_What you need to do_: Your task is to repeat the lines below exactly, excluding any pictures they contain.

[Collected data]

START

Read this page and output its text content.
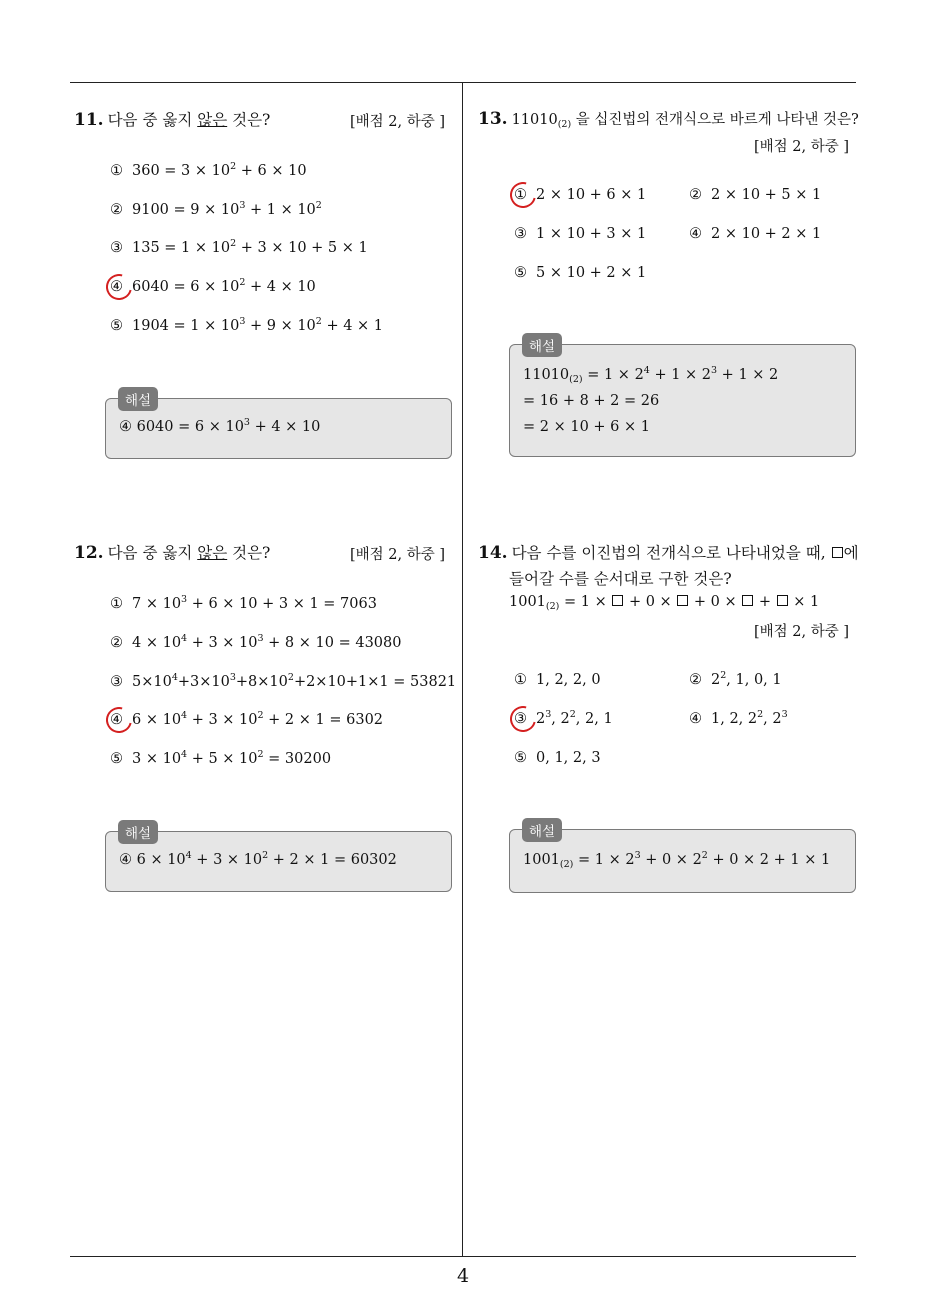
4
11. 다음 중 옳지 않은 것은?	[배점 2, 하중 ]
① $360 = 3 \times 10^2 + 6 \times 10$
② $9100 = 9 \times 10^3 + 1 \times 10^2$
③ $135 = 1 \times 10^2 + 3 \times 10 + 5 \times 1$
④ $6040 = 6 \times 10^2 + 4 \times 10$
⑤ $1904 = 1 \times 10^3 + 9 \times 10^2 + 4 \times 1$
해설
④ $6040 = 6 \times 10^3 + 4 \times 10$
12. 다음 중 옳지 않은 것은?	[배점 2, 하중 ]
① $7 \times 10^3 + 6 \times 10 + 3 \times 1 = 7063$
② $4 \times 10^4 + 3 \times 10^3 + 8 \times 10 = 43080$
③ $5\times 10^4+3\times 10^3+8\times 10^2+2\times 10+1\times 1 = 53821$
④ $6 \times 10^4 + 3 \times 10^2 + 2 \times 1 = 6302$
⑤ $3 \times 10^4 + 5 \times 10^2 = 30200$
해설
④ $6 \times 10^4 + 3 \times 10^2 + 2 \times 1 = 60302$
13. $11010_{(2)}$ 을 십진법의 전개식으로 바르게 나타낸 것은?
[배점 2, 하중 ]
① 2 × 10 + 6 × 1	② 2 × 10 + 5 × 1
③ 1 × 10 + 3 × 1	④ 2 × 10 + 2 × 1
⑤ 5 × 10 + 2 × 1
해설
$11010_{(2)} = 1 \times 2^4 + 1 \times 2^3 + 1 \times 2$
= 16 + 8 + 2 = 26
= 2 × 10 + 6 × 1
14. 다음 수를 이진법의 전개식으로 나타내었을 때, 에
들어갈 수를 순서대로 구한 것은?
$1001_{(2)} = 1$ ×  + 0 ×  + 0 ×  +  × 1
[배점 2, 하중 ]
① 1, 2, 2, 0	② $2^2$, 1, 0, 1
③ $2^3$, $2^2$, 2, 1	④ 1, 2, $2^2$, $2^3$
⑤ 0, 1, 2, 3
해설
$1001_{(2)} = 1 \times 2^3 + 0 \times 2^2 + 0 \times 2 + 1 \times 1$
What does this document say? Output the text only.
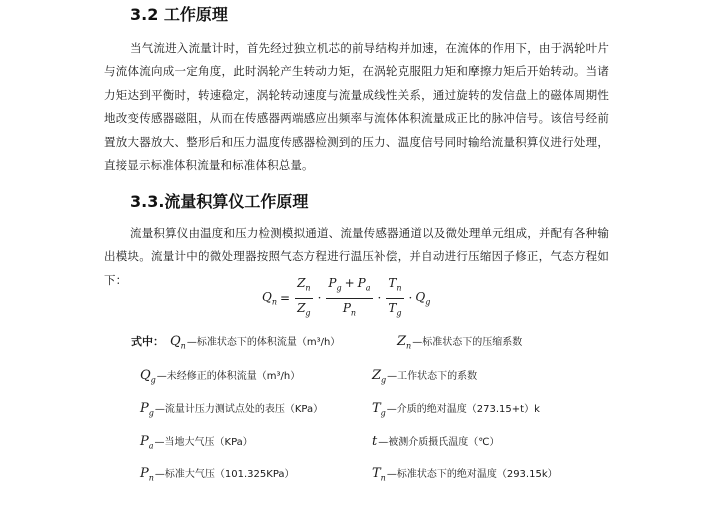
3.2 工作原理
当气流进入流量计时，首先经过独立机芯的前导结构并加速，在流体的作用下，由于涡轮叶片与流体流向成一定角度，此时涡轮产生转动力矩，在涡轮克服阻力矩和摩擦力矩后开始转动。当诸力矩达到平衡时，转速稳定，涡轮转动速度与流量成线性关系，通过旋转的发信盘上的磁体周期性地改变传感器磁阻，从而在传感器两端感应出频率与流体体积流量成正比的脉冲信号。该信号经前置放大器放大、整形后和压力温度传感器检测到的压力、温度信号同时输给流量积算仪进行处理，直接显示标准体积流量和标准体积总量。
3.3.流量积算仪工作原理
流量积算仪由温度和压力检测模拟通道、流量传感器通道以及微处理单元组成，并配有各种输出模块。流量计中的微处理器按照气态方程进行温压补偿，并自动进行压缩因子修正，气态方程如下：
$Q_n = \frac{Z_n}{Z_g} \cdot \frac{P_g + P_a}{P_n} \cdot \frac{T_n}{T_g} \cdot Q_g$
式中： $Q_n$ —标准状态下的体积流量（m³/h）	$Z_n$ —标准状态下的压缩系数
$Q_g$ —未经修正的体积流量（m³/h）	$Z_g$ —工作状态下的系数
$P_g$ —流量计压力测试点处的表压（KPa）	$T_g$ —介质的绝对温度（273.15+t）k
$P_a$ —当地大气压（KPa）	t —被测介质摄氏温度（℃）
$P_n$ —标准大气压（101.325KPa）	$T_n$ —标准状态下的绝对温度（293.15k）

END

_Answer for the task_:
Read this page and output its text content.
4
11. 다음 중 옳지 않은 것은?	[배점 2, 하중 ]
① $360 = 3 \times 10^2 + 6 \times 10$
② $9100 = 9 \times 10^3 + 1 \times 10^2$
③ $135 = 1 \times 10^2 + 3 \times 10 + 5 \times 1$
④ $6040 = 6 \times 10^2 + 4 \times 10$
⑤ $1904 = 1 \times 10^3 + 9 \times 10^2 + 4 \times 1$
해설
④ $6040 = 6 \times 10^3 + 4 \times 10$
12. 다음 중 옳지 않은 것은?	[배점 2, 하중 ]
① $7 \times 10^3 + 6 \times 10 + 3 \times 1 = 7063$
② $4 \times 10^4 + 3 \times 10^3 + 8 \times 10 = 43080$
③ $5\times 10^4+3\times 10^3+8\times 10^2+2\times 10+1\times 1 = 53821$
④ $6 \times 10^4 + 3 \times 10^2 + 2 \times 1 = 6302$
⑤ $3 \times 10^4 + 5 \times 10^2 = 30200$
해설
④ $6 \times 10^4 + 3 \times 10^2 + 2 \times 1 = 60302$
13. $11010_{(2)}$ 을 십진법의 전개식으로 바르게 나타낸 것은?
[배점 2, 하중 ]
① 2 × 10 + 6 × 1	② 2 × 10 + 5 × 1
③ 1 × 10 + 3 × 1	④ 2 × 10 + 2 × 1
⑤ 5 × 10 + 2 × 1
해설
$11010_{(2)} = 1 \times 2^4 + 1 \times 2^3 + 1 \times 2$
= 16 + 8 + 2 = 26
= 2 × 10 + 6 × 1
14. 다음 수를 이진법의 전개식으로 나타내었을 때, 에
들어갈 수를 순서대로 구한 것은?
$1001_{(2)} = 1$ ×  + 0 ×  + 0 ×  +  × 1
[배점 2, 하중 ]
① 1, 2, 2, 0	② $2^2$, 1, 0, 1
③ $2^3$, $2^2$, 2, 1	④ 1, 2, $2^2$, $2^3$
⑤ 0, 1, 2, 3
해설
$1001_{(2)} = 1 \times 2^3 + 0 \times 2^2 + 0 \times 2 + 1 \times 1$
What does this document say? Output the text only.
3.2 工作原理
当气流进入流量计时，首先经过独立机芯的前导结构并加速，在流体的作用下，由于涡轮叶片与流体流向成一定角度，此时涡轮产生转动力矩，在涡轮克服阻力矩和摩擦力矩后开始转动。当诸力矩达到平衡时，转速稳定，涡轮转动速度与流量成线性关系，通过旋转的发信盘上的磁体周期性地改变传感器磁阻，从而在传感器两端感应出频率与流体体积流量成正比的脉冲信号。该信号经前置放大器放大、整形后和压力温度传感器检测到的压力、温度信号同时输给流量积算仪进行处理，直接显示标准体积流量和标准体积总量。
3.3.流量积算仪工作原理
流量积算仪由温度和压力检测模拟通道、流量传感器通道以及微处理单元组成，并配有各种输出模块。流量计中的微处理器按照气态方程进行温压补偿，并自动进行压缩因子修正，气态方程如下：
$Q_n = \frac{Z_n}{Z_g} \cdot \frac{P_g + P_a}{P_n} \cdot \frac{T_n}{T_g} \cdot Q_g$
式中： $Q_n$ —标准状态下的体积流量（m³/h）	$Z_n$ —标准状态下的压缩系数
$Q_g$ —未经修正的体积流量（m³/h）	$Z_g$ —工作状态下的系数
$P_g$ —流量计压力测试点处的表压（KPa）	$T_g$ —介质的绝对温度（273.15+t）k
$P_a$ —当地大气压（KPa）	t —被测介质摄氏温度（℃）
$P_n$ —标准大气压（101.325KPa）	$T_n$ —标准状态下的绝对温度（293.15k）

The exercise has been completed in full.